-- START RECORDED INFORMATION --

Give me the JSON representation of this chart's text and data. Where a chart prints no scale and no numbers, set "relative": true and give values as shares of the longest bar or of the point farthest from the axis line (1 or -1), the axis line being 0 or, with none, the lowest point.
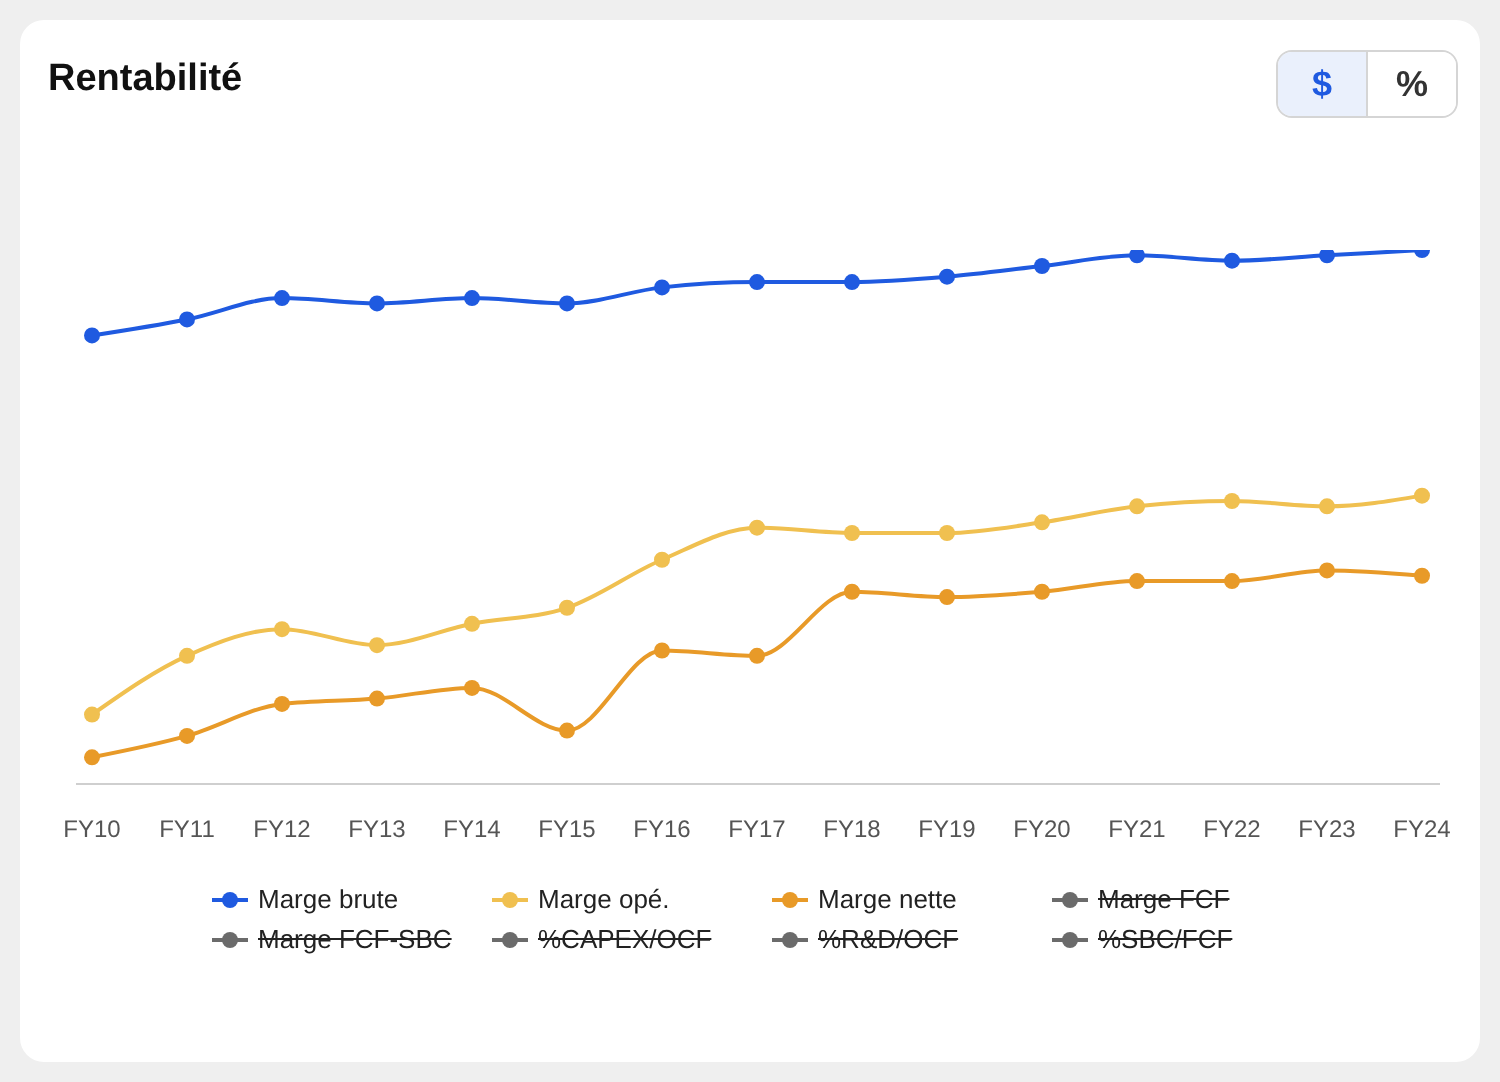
{
  "chart_data": {
    "type": "line",
    "title": "Rentabilité",
    "relative": true,
    "categories": [
      "FY10",
      "FY11",
      "FY12",
      "FY13",
      "FY14",
      "FY15",
      "FY16",
      "FY17",
      "FY18",
      "FY19",
      "FY20",
      "FY21",
      "FY22",
      "FY23",
      "FY24"
    ],
    "series": [
      {
        "name": "Marge brute",
        "color": "#1f5ae0",
        "values": [
          0.84,
          0.87,
          0.91,
          0.9,
          0.91,
          0.9,
          0.93,
          0.94,
          0.94,
          0.95,
          0.97,
          0.99,
          0.98,
          0.99,
          1
        ]
      },
      {
        "name": "Marge opé.",
        "color": "#f0c050",
        "values": [
          0.13,
          0.24,
          0.29,
          0.26,
          0.3,
          0.33,
          0.42,
          0.48,
          0.47,
          0.47,
          0.49,
          0.52,
          0.53,
          0.52,
          0.54
        ]
      },
      {
        "name": "Marge nette",
        "color": "#e89a28",
        "values": [
          0.05,
          0.09,
          0.15,
          0.16,
          0.18,
          0.1,
          0.25,
          0.24,
          0.36,
          0.35,
          0.36,
          0.38,
          0.38,
          0.4,
          0.39
        ]
      },
      {
        "name": "Marge FCF",
        "color": "#6b6b6b",
        "values": [
          null,
          null,
          null,
          null,
          null,
          null,
          null,
          null,
          null,
          null,
          null,
          null,
          null,
          null,
          null
        ]
      },
      {
        "name": "Marge FCF-SBC",
        "color": "#6b6b6b",
        "values": [
          null,
          null,
          null,
          null,
          null,
          null,
          null,
          null,
          null,
          null,
          null,
          null,
          null,
          null,
          null
        ]
      },
      {
        "name": "%CAPEX/OCF",
        "color": "#6b6b6b",
        "values": [
          null,
          null,
          null,
          null,
          null,
          null,
          null,
          null,
          null,
          null,
          null,
          null,
          null,
          null,
          null
        ]
      },
      {
        "name": "%R&D/OCF",
        "color": "#6b6b6b",
        "values": [
          null,
          null,
          null,
          null,
          null,
          null,
          null,
          null,
          null,
          null,
          null,
          null,
          null,
          null,
          null
        ]
      },
      {
        "name": "%SBC/FCF",
        "color": "#6b6b6b",
        "values": [
          null,
          null,
          null,
          null,
          null,
          null,
          null,
          null,
          null,
          null,
          null,
          null,
          null,
          null,
          null
        ]
      }
    ],
    "annotations": [
      "$",
      "%"
    ],
    "marker": "circle",
    "line_style": "solid",
    "grid": false,
    "legend": "bottom"
  }
}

-- END RECORDED INFORMATION --

WORK TO DO: How many lines of the data hold the string "Marge"? Reply with the number alone.

EXERCISE OUTPUT: 5